## What is needed
Using the abstract on EGFR and K-ras mutation testing in cytological samples, mark each of the following statements yes or no, and quote the deciding words from the abstract. 1. K-ras mutations were found in 14 of 140 samples. 2. Mutation status in the paraffin-embedded tissue fully agreed with the cytology results. 3. Most of the cytological samples were diagnosed as adenocarcinoma.

++++ Exercise passage ++++

Assessment of epidermal growth factor receptor (EGFR) and K-ras mutation status in cytologic stained smears of non-small cell lung cancer (NSCLC) patients.

Abstract

7560 Background: EGFR and K-ras mutations can help to guide treatment selection in NSCLC patients. Mutation status is routinely assessed in biopsy samples. Yet, lung cancer diagnosis relies to a large extent on cytological specimens which frequently are the only tumor samples available. We assessed EGFR and K-ras mutations in Papanicolau stained slides and cytological samples from NSCLC patients. Methods: DNA was extracted from cytological samples obtained by fine-needle aspiration (FNA) performed by bronchoscopy or ultrasound-guided endoscopy or from biological fluids. PCR and direct sequencing of exons 18-21 of EGFR gene and exon 2 of K-ras gene were performed using an ABI PRISM 310XL. Clinical activity of EGFR TKI was assessed and when biopsies were available, EGFR mutations were also determined in such samples. Results: From January 2007 to November 2009, 140 cytological samples were analyzed. DNA was extracted from: Papanicolau stained smears (111; 79%), cell block (9; 6%), fresh samples (9; 6%), ThinPrep (6; 4%) and body cavity fluids (5; 4%). Cytological diagnosis was: adenocarcinoma (101; 72%); other (39; 28%). EGFR mutations were found in 26 of 140 samples (19%) and K-Ras mutations in 14 of 126 (11%). In EGFR mutated cases, DNA was obtained from stained smears in 23 cases (88%), pleural fluid in 2 (8%) and cell block in 1 (4%). Response rate to EGFR tyrosine-kinase inhibitors in patients harbouring mutations was 75%. Paraffin-embedded tissue was also available from 12 patients. Mutation status of those samples showed 100% concordance with the cytology results. Conclusions: Assessment of EGFR and K-ras mutation status in cytological samples is feasible and their results and clinical applicability are similar to those obtained from biopsies. This technique allows extending the benefits of individualized treatment selection to NSCLC patients in which tumor biopsies are not available. No significant financial relationships to disclose.

++++ Extracted material ++++

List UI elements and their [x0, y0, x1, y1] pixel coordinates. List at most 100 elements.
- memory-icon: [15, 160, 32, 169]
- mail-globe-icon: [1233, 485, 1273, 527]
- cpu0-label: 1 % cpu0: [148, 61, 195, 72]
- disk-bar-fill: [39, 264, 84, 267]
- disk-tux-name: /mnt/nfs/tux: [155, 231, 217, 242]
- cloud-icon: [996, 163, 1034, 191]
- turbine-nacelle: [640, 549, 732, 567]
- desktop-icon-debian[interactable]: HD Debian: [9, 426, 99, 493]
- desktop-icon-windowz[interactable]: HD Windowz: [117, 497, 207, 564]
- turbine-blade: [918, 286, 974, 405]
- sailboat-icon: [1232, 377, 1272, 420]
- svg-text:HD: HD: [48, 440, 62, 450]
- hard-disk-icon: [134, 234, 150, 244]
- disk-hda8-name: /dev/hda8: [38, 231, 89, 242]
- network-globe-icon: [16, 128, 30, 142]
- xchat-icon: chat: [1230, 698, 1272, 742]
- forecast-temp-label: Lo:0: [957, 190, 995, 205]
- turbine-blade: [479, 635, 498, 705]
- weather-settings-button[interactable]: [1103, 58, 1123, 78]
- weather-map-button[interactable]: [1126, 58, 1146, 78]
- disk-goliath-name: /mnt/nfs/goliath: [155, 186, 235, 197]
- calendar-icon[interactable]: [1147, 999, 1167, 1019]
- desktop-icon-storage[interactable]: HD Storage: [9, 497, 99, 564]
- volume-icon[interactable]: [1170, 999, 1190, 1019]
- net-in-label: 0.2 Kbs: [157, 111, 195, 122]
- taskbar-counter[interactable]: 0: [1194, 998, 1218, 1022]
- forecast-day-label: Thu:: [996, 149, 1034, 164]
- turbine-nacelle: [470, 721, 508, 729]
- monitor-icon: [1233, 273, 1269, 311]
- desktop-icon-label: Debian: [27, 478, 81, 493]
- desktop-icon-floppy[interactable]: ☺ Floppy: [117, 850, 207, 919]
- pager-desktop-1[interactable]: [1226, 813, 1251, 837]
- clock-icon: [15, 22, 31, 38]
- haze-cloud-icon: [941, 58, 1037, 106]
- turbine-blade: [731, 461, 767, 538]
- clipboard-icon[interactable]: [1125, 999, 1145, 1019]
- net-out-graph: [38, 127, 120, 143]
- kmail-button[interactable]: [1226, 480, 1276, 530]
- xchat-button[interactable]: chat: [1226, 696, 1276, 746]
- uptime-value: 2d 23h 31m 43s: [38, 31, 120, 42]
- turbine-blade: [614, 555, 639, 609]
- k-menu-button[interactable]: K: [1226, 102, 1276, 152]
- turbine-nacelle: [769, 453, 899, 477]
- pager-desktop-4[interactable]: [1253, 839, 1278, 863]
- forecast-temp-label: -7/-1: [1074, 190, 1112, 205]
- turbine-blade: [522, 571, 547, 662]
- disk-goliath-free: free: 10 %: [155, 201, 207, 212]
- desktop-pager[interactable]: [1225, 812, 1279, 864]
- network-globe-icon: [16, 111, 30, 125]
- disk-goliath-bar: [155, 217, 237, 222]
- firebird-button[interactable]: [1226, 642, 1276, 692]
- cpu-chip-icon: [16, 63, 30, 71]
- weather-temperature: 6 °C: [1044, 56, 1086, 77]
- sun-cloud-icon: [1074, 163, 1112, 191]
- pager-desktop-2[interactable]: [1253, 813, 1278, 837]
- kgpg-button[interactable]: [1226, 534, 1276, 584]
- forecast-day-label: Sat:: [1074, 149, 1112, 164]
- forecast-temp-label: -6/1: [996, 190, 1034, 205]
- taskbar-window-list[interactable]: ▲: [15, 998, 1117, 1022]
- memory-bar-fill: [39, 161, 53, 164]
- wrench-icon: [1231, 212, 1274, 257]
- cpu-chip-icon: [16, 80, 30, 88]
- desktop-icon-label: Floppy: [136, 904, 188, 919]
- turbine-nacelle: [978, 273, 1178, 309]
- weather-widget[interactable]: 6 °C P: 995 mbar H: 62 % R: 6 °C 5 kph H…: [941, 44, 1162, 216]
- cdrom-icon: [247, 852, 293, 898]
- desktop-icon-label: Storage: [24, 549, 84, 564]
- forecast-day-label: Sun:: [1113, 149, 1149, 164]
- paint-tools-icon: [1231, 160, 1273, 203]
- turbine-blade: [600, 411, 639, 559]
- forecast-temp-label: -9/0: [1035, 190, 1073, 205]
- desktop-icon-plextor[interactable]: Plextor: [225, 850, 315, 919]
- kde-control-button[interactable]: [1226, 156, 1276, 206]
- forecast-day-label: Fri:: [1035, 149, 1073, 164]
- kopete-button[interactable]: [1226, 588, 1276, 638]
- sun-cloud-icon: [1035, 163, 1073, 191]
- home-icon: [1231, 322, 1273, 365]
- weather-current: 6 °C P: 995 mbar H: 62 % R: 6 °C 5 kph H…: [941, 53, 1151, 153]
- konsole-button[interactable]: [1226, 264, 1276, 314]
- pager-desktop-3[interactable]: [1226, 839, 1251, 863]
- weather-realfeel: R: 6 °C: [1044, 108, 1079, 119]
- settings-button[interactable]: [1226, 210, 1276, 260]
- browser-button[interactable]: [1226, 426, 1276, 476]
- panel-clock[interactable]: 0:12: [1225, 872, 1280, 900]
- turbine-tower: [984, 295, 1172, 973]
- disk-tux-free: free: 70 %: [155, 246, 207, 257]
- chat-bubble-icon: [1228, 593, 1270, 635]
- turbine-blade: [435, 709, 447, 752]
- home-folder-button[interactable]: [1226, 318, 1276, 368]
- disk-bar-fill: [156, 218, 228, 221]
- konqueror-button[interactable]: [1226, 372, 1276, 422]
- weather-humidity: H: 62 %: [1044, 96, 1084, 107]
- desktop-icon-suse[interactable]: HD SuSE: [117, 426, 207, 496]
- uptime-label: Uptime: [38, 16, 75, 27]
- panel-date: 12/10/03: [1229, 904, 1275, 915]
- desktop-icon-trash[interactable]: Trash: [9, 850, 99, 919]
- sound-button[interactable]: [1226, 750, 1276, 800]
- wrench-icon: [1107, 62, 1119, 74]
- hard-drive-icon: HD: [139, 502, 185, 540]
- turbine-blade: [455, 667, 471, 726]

++++

## Result of the task
1. No: "K-Ras mutations in 14 of 126 (11%)"
2. Yes: "Mutation status of those samples showed 100% concordance with the cytology results."
3. Yes: "adenocarcinoma (101; 72%)"